• What you will do:
Please reproduce every one of the entries below word for word, omitting the pictures.

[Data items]
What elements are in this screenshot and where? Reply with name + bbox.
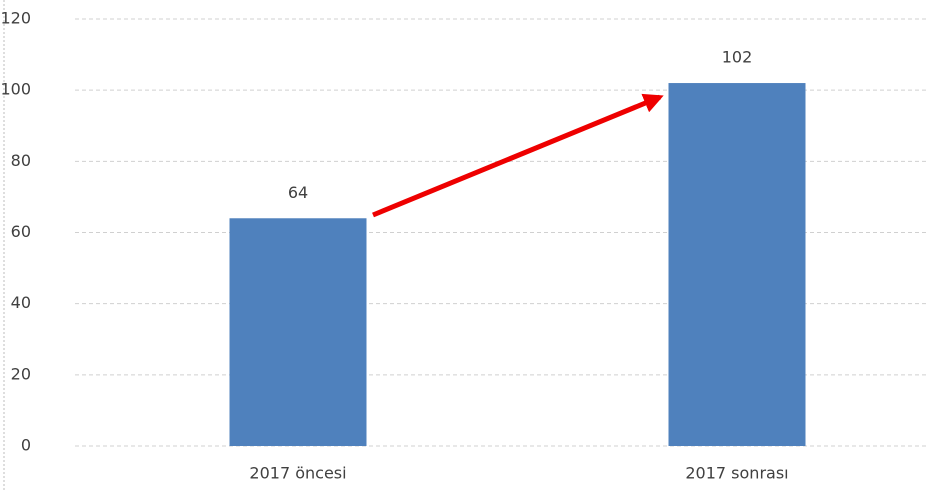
y-tick-label: 0: [21, 436, 31, 455]
y-tick-label: 20: [11, 364, 31, 383]
y-tick-label: 100: [0, 80, 31, 99]
y-tick-label: 120: [0, 9, 31, 28]
x-tick-label: 2017 sonrası: [685, 464, 788, 483]
y-tick-label: 80: [11, 151, 31, 170]
bar: [668, 83, 806, 447]
data-label: 102: [722, 48, 753, 67]
trend-arrow: [372, 93, 664, 218]
y-tick-label: 40: [11, 293, 31, 312]
data-label: 64: [288, 183, 308, 202]
x-tick-label: 2017 öncesi: [249, 464, 346, 483]
bar: [229, 218, 367, 446]
y-tick-label: 60: [11, 222, 31, 241]
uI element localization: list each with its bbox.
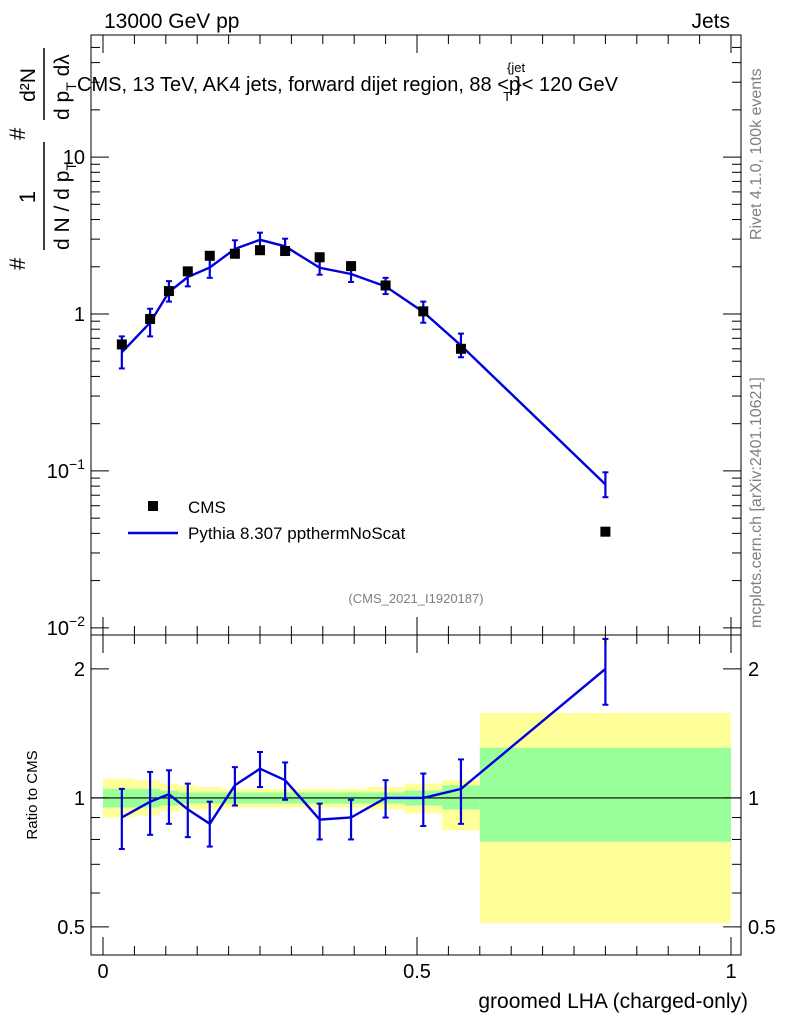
ratio-uncertainty-band-inner xyxy=(479,747,731,842)
ratio-axes: 0.5 0.5 1 1 2 2 0 0.5 1 xyxy=(57,635,776,983)
ylabel-frac2-den-tail: dλ xyxy=(51,54,74,83)
mcplots-label: mcplots.cern.ch [arXiv:2401.10621] xyxy=(748,377,765,628)
cms-data-point xyxy=(280,246,291,257)
ylabel-frac1-den: d N / d pT xyxy=(51,162,79,250)
rivet-version-label: Rivet 4.1.0, 100k events xyxy=(748,68,765,240)
cms-data-point xyxy=(204,250,215,261)
legend-label-mc: Pythia 8.307 ppthermNoScat xyxy=(188,524,406,543)
mc-series-line xyxy=(120,238,607,486)
legend-label-cms: CMS xyxy=(188,498,226,517)
cms-data-point xyxy=(116,339,127,350)
main-y-tick-label: 10−1 xyxy=(47,456,85,483)
main-frame xyxy=(90,34,742,636)
plot-title-sup: {jet xyxy=(507,60,525,75)
legend: CMS Pythia 8.307 ppthermNoScat xyxy=(128,498,406,543)
ratio-panel: 0.5 0.5 1 1 2 2 0 0.5 1 Ratio to CMS groomed LHA… xyxy=(24,634,776,1013)
ylabel-frac1-num: 1 xyxy=(15,191,40,203)
plot-title-sub: T xyxy=(503,89,511,104)
main-y-tick-label-exp: −2 xyxy=(69,613,85,629)
ylabel-hash-1: # xyxy=(5,257,30,270)
main-y-tick-label: 1 xyxy=(74,304,85,326)
plot-title: CMS, 13 TeV, AK4 jets, forward dijet reg… xyxy=(77,60,619,104)
x-tick-label: 0 xyxy=(97,961,108,983)
ratio-frame xyxy=(90,634,742,956)
main-y-tick-label: 10−2 xyxy=(47,613,85,640)
ylabel-frac2-den: d pT dλ xyxy=(51,54,79,120)
legend-marker-cms xyxy=(148,501,158,511)
cms-data-point xyxy=(314,252,325,263)
cms-data-point xyxy=(455,343,466,354)
ratio-y-tick-label-right: 2 xyxy=(748,659,759,681)
ratio-y-tick-label-right: 0.5 xyxy=(748,917,776,939)
cms-data-point xyxy=(418,306,429,317)
main-y-axis-label: # 1 d N / d pT # d²N d pT dλ xyxy=(5,48,79,270)
x-axis-label: groomed LHA (charged-only) xyxy=(478,990,748,1013)
header-left-label: 13000 GeV pp xyxy=(104,10,239,33)
ratio-y-tick-label: 0.5 xyxy=(57,917,85,939)
ratio-plot-area xyxy=(91,637,741,924)
plot-title-main: CMS, 13 TeV, AK4 jets, forward dijet reg… xyxy=(77,74,520,96)
ratio-y-tick-label-right: 1 xyxy=(748,788,759,810)
main-plot-area xyxy=(116,231,611,537)
main-y-tick-label-base: 10 xyxy=(47,618,69,640)
ratio-y-tick-label: 2 xyxy=(74,659,85,681)
ylabel-frac2-num: d²N xyxy=(17,68,40,102)
x-tick-label: 0.5 xyxy=(403,961,431,983)
main-y-tick-label-base: 10 xyxy=(47,461,69,483)
cms-data-point xyxy=(600,526,611,537)
ylabel-frac2-den-main: d p xyxy=(51,91,74,120)
ratio-y-axis-label: Ratio to CMS xyxy=(24,750,41,839)
plot-title-tail: }< 120 GeV xyxy=(515,74,619,96)
header-right-label: Jets xyxy=(691,10,730,33)
analysis-watermark: (CMS_2021_I1920187) xyxy=(348,591,483,606)
cms-data-point xyxy=(255,245,265,256)
cms-data-point xyxy=(346,261,357,272)
ratio-y-tick-label: 1 xyxy=(74,788,85,810)
cms-data-point xyxy=(182,266,193,277)
ylabel-frac2-den-sub: T xyxy=(63,82,79,91)
main-y-tick-label: 10 xyxy=(63,147,85,169)
ylabel-hash-2: # xyxy=(5,127,30,140)
ylabel-frac1-den-main: d N / d p xyxy=(51,171,74,250)
x-tick-label: 1 xyxy=(725,961,736,983)
ratio-series-line xyxy=(121,667,607,826)
ylabel-frac1-den-sub: T xyxy=(63,162,79,171)
cms-data-point xyxy=(380,280,391,291)
cms-data-point xyxy=(163,286,174,297)
cms-data-point xyxy=(229,248,240,259)
main-y-tick-label-exp: −1 xyxy=(69,456,85,472)
cms-data-point xyxy=(145,313,156,324)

• The reply:
What elements are in this screenshot and where? Reply with name + bbox.
y-tick-label: 0: [21, 436, 31, 455]
y-tick-label: 20: [11, 364, 31, 383]
y-tick-label: 100: [0, 80, 31, 99]
y-tick-label: 120: [0, 9, 31, 28]
x-tick-label: 2017 sonrası: [685, 464, 788, 483]
y-tick-label: 80: [11, 151, 31, 170]
bar: [668, 83, 806, 447]
data-label: 102: [722, 48, 753, 67]
trend-arrow: [372, 93, 664, 218]
y-tick-label: 40: [11, 293, 31, 312]
data-label: 64: [288, 183, 308, 202]
x-tick-label: 2017 öncesi: [249, 464, 346, 483]
bar: [229, 218, 367, 446]
y-tick-label: 60: [11, 222, 31, 241]
uI element localization: list each with its bbox.
ratio-uncertainty-band-inner xyxy=(479,747,731,842)
ratio-axes: 0.5 0.5 1 1 2 2 0 0.5 1 xyxy=(57,635,776,983)
ylabel-frac2-den-tail: dλ xyxy=(51,54,74,83)
mcplots-label: mcplots.cern.ch [arXiv:2401.10621] xyxy=(748,377,765,628)
cms-data-point xyxy=(280,246,291,257)
ylabel-frac1-den: d N / d pT xyxy=(51,162,79,250)
rivet-version-label: Rivet 4.1.0, 100k events xyxy=(748,68,765,240)
cms-data-point xyxy=(204,250,215,261)
legend-label-mc: Pythia 8.307 ppthermNoScat xyxy=(188,524,406,543)
mc-series-line xyxy=(120,238,607,486)
legend-label-cms: CMS xyxy=(188,498,226,517)
cms-data-point xyxy=(116,339,127,350)
main-y-tick-label: 10−1 xyxy=(47,456,85,483)
main-frame xyxy=(90,34,742,636)
plot-title-sup: {jet xyxy=(507,60,525,75)
legend: CMS Pythia 8.307 ppthermNoScat xyxy=(128,498,406,543)
ratio-panel: 0.5 0.5 1 1 2 2 0 0.5 1 Ratio to CMS groomed LHA… xyxy=(24,634,776,1013)
ylabel-frac1-num: 1 xyxy=(15,191,40,203)
plot-title-sub: T xyxy=(503,89,511,104)
main-y-tick-label-exp: −2 xyxy=(69,613,85,629)
ylabel-hash-1: # xyxy=(5,257,30,270)
main-y-tick-label: 1 xyxy=(74,304,85,326)
plot-title: CMS, 13 TeV, AK4 jets, forward dijet reg… xyxy=(77,60,619,104)
x-tick-label: 0 xyxy=(97,961,108,983)
ratio-frame xyxy=(90,634,742,956)
main-y-tick-label: 10−2 xyxy=(47,613,85,640)
ylabel-frac2-den: d pT dλ xyxy=(51,54,79,120)
legend-marker-cms xyxy=(148,501,158,511)
cms-data-point xyxy=(314,252,325,263)
cms-data-point xyxy=(455,343,466,354)
ratio-y-tick-label-right: 2 xyxy=(748,659,759,681)
ratio-y-tick-label-right: 0.5 xyxy=(748,917,776,939)
cms-data-point xyxy=(418,306,429,317)
main-y-axis-label: # 1 d N / d pT # d²N d pT dλ xyxy=(5,48,79,270)
x-axis-label: groomed LHA (charged-only) xyxy=(478,990,748,1013)
header-left-label: 13000 GeV pp xyxy=(104,10,239,33)
ratio-y-tick-label: 0.5 xyxy=(57,917,85,939)
ratio-plot-area xyxy=(91,637,741,924)
plot-title-main: CMS, 13 TeV, AK4 jets, forward dijet reg… xyxy=(77,74,520,96)
ratio-y-tick-label-right: 1 xyxy=(748,788,759,810)
main-plot-area xyxy=(116,231,611,537)
main-y-tick-label-base: 10 xyxy=(47,618,69,640)
ratio-y-tick-label: 2 xyxy=(74,659,85,681)
ylabel-frac2-num: d²N xyxy=(17,68,40,102)
x-tick-label: 0.5 xyxy=(403,961,431,983)
main-y-tick-label-base: 10 xyxy=(47,461,69,483)
cms-data-point xyxy=(600,526,611,537)
ylabel-frac2-den-main: d p xyxy=(51,91,74,120)
ratio-y-axis-label: Ratio to CMS xyxy=(24,750,41,839)
plot-title-tail: }< 120 GeV xyxy=(515,74,619,96)
header-right-label: Jets xyxy=(691,10,730,33)
analysis-watermark: (CMS_2021_I1920187) xyxy=(348,591,483,606)
cms-data-point xyxy=(255,245,265,256)
cms-data-point xyxy=(346,261,357,272)
ratio-y-tick-label: 1 xyxy=(74,788,85,810)
cms-data-point xyxy=(182,266,193,277)
ylabel-frac2-den-sub: T xyxy=(63,82,79,91)
main-y-tick-label: 10 xyxy=(63,147,85,169)
ylabel-hash-2: # xyxy=(5,127,30,140)
ylabel-frac1-den-main: d N / d p xyxy=(51,171,74,250)
x-tick-label: 1 xyxy=(725,961,736,983)
ratio-series-line xyxy=(121,667,607,826)
ylabel-frac1-den-sub: T xyxy=(63,162,79,171)
cms-data-point xyxy=(380,280,391,291)
cms-data-point xyxy=(163,286,174,297)
cms-data-point xyxy=(229,248,240,259)
main-y-tick-label-exp: −1 xyxy=(69,456,85,472)
cms-data-point xyxy=(145,313,156,324)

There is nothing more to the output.